### WHAT YOU NEED TO DO
Identify and pull out each line of the entries in which "подавшие" occurs.

Excerpt from a dataset:

--------

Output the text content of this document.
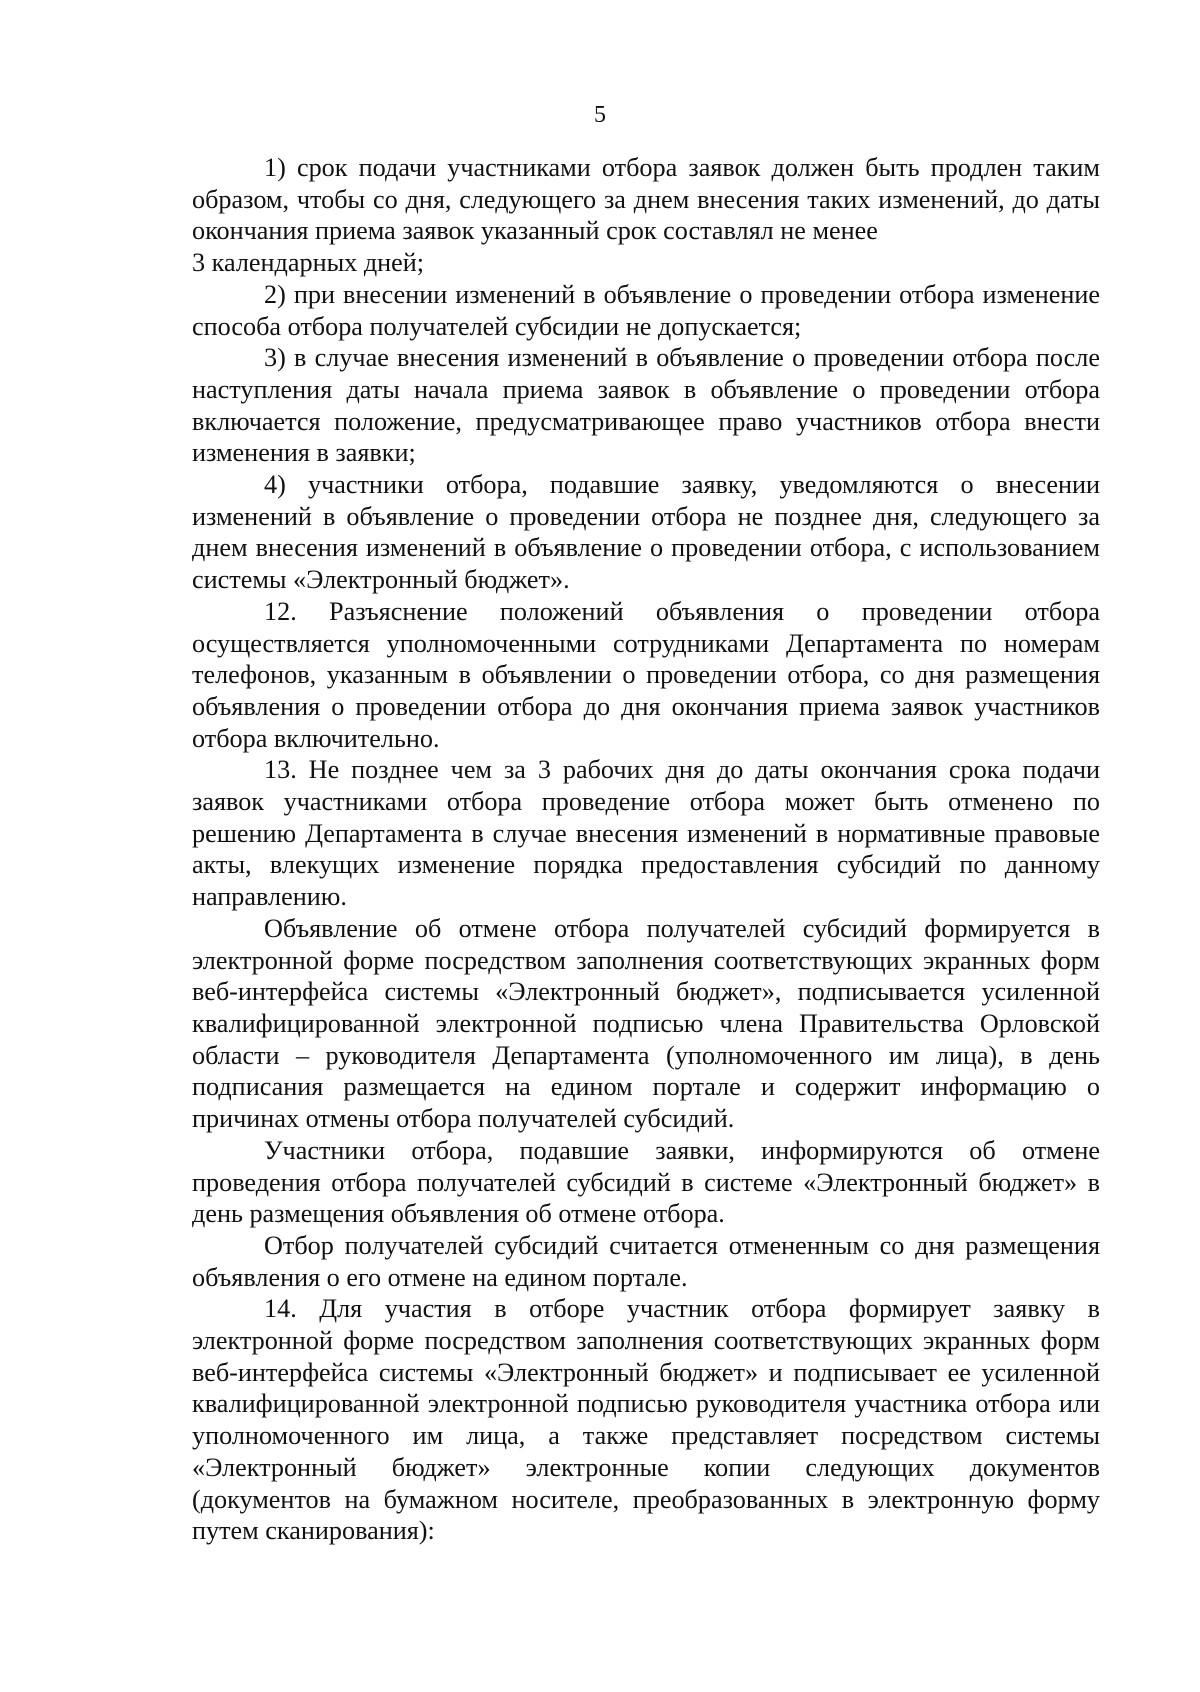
5

1) срок подачи участниками отбора заявок должен быть продлен таким образом, чтобы со дня, следующего за днем внесения таких изменений, до даты окончания приема заявок указанный срок составлял не менее

3 календарных дней;

2) при внесении изменений в объявление о проведении отбора изменение способа отбора получателей субсидии не допускается;

3) в случае внесения изменений в объявление о проведении отбора после наступления даты начала приема заявок в объявление о проведении отбора включается положение, предусматривающее право участников отбора внести изменения в заявки;

4) участники отбора, подавшие заявку, уведомляются о внесении изменений в объявление о проведении отбора не позднее дня, следующего за днем внесения изменений в объявление о проведении отбора, с использованием системы «Электронный бюджет».

12. Разъяснение положений объявления о проведении отбора осуществляется уполномоченными сотрудниками Департамента по номерам телефонов, указанным в объявлении о проведении отбора, со дня размещения объявления о проведении отбора до дня окончания приема заявок участников отбора включительно.

13. Не позднее чем за 3 рабочих дня до даты окончания срока подачи заявок участниками отбора проведение отбора может быть отменено по решению Департамента в случае внесения изменений в нормативные правовые акты, влекущих изменение порядка предоставления субсидий по данному направлению.

Объявление об отмене отбора получателей субсидий формируется в электронной форме посредством заполнения соответствующих экранных форм веб-интерфейса системы «Электронный бюджет», подписывается усиленной квалифицированной электронной подписью члена Правительства Орловской области – руководителя Департамента (уполномоченного им лица), в день подписания размещается на едином портале и содержит информацию о причинах отмены отбора получателей субсидий.

Участники отбора, подавшие заявки, информируются об отмене проведения отбора получателей субсидий в системе «Электронный бюджет» в день размещения объявления об отмене отбора.

Отбор получателей субсидий считается отмененным со дня размещения объявления о его отмене на едином портале.

14. Для участия в отборе участник отбора формирует заявку в электронной форме посредством заполнения соответствующих экранных форм веб-интерфейса системы «Электронный бюджет» и подписывает ее усиленной квалифицированной электронной подписью руководителя участника отбора или уполномоченного им лица, а также представляет посредством системы «Электронный бюджет» электронные копии следующих документов (документов на бумажном носителе, преобразованных в электронную форму путем сканирования):
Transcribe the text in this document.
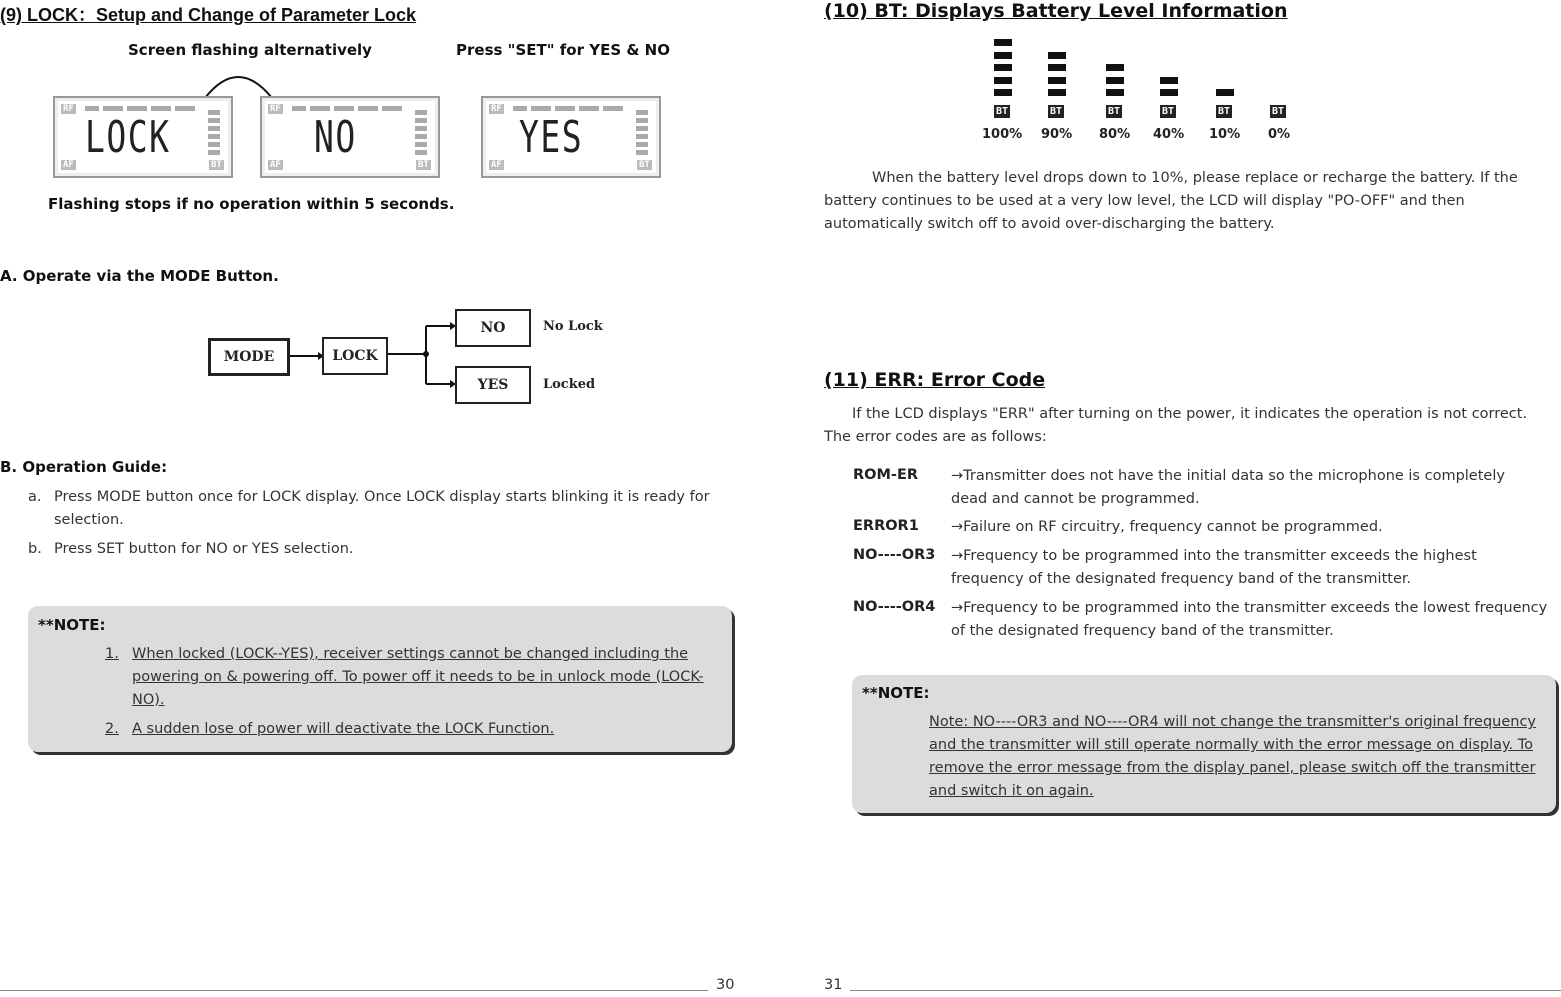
(9) LOCK：Setup and Change of Parameter Lock
Screen flashing alternatively	Press "SET" for YES & NO
RF
LOCK
AF	BT
RF
NO
AF	BT
RF
YES
AF	BT
Flashing stops if no operation within 5 seconds.
A. Operate via the MODE Button.
MODE	LOCK
NO
YES
No Lock
Locked
B. Operation Guide:
a. Press MODE button once for LOCK display. Once LOCK display starts blinking it is ready for selection.
b. Press SET button for NO or YES selection.
**NOTE:
1. When locked (LOCK--YES), receiver settings cannot be changed including the powering on & powering off. To power off it needs to be in unlock mode (LOCK-NO).
2. A sudden lose of power will deactivate the LOCK Function.
30
(10) BT: Displays Battery Level Information
BT
100%
BT
90%
BT
80%
BT
40%
BT
10%
BT
0%
When the battery level drops down to 10%, please replace or recharge the battery. If the battery continues to be used at a very low level, the LCD will display "PO-OFF" and then automatically switch off to avoid over-discharging the battery.
(11) ERR: Error Code
If the LCD displays "ERR" after turning on the power, it indicates the operation is not correct. The error codes are as follows:
ROM-ER →Transmitter does not have the initial data so the microphone is completely dead and cannot be programmed.
ERROR1 →Failure on RF circuitry, frequency cannot be programmed.
NO----OR3 →Frequency to be programmed into the transmitter exceeds the highest frequency of the designated frequency band of the transmitter.
NO----OR4 →Frequency to be programmed into the transmitter exceeds the lowest frequency of the designated frequency band of the transmitter.
**NOTE:
Note: NO----OR3 and NO----OR4 will not change the transmitter's original frequency and the transmitter will still operate normally with the error message on display. To remove the error message from the display panel, please switch off the transmitter and switch it on again.
31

--------

### WRITTEN SOLUTION
4) участники отбора, подавшие заявку, уведомляются о внесении изменений в объявление о проведении отбора не позднее дня, следующего за днем внесения изменений в объявление о проведении отбора, с использованием системы «Электронный бюджет».
Участники отбора, подавшие заявки, информируются об отмене проведения отбора получателей субсидий в системе «Электронный бюджет» в день размещения объявления об отмене отбора.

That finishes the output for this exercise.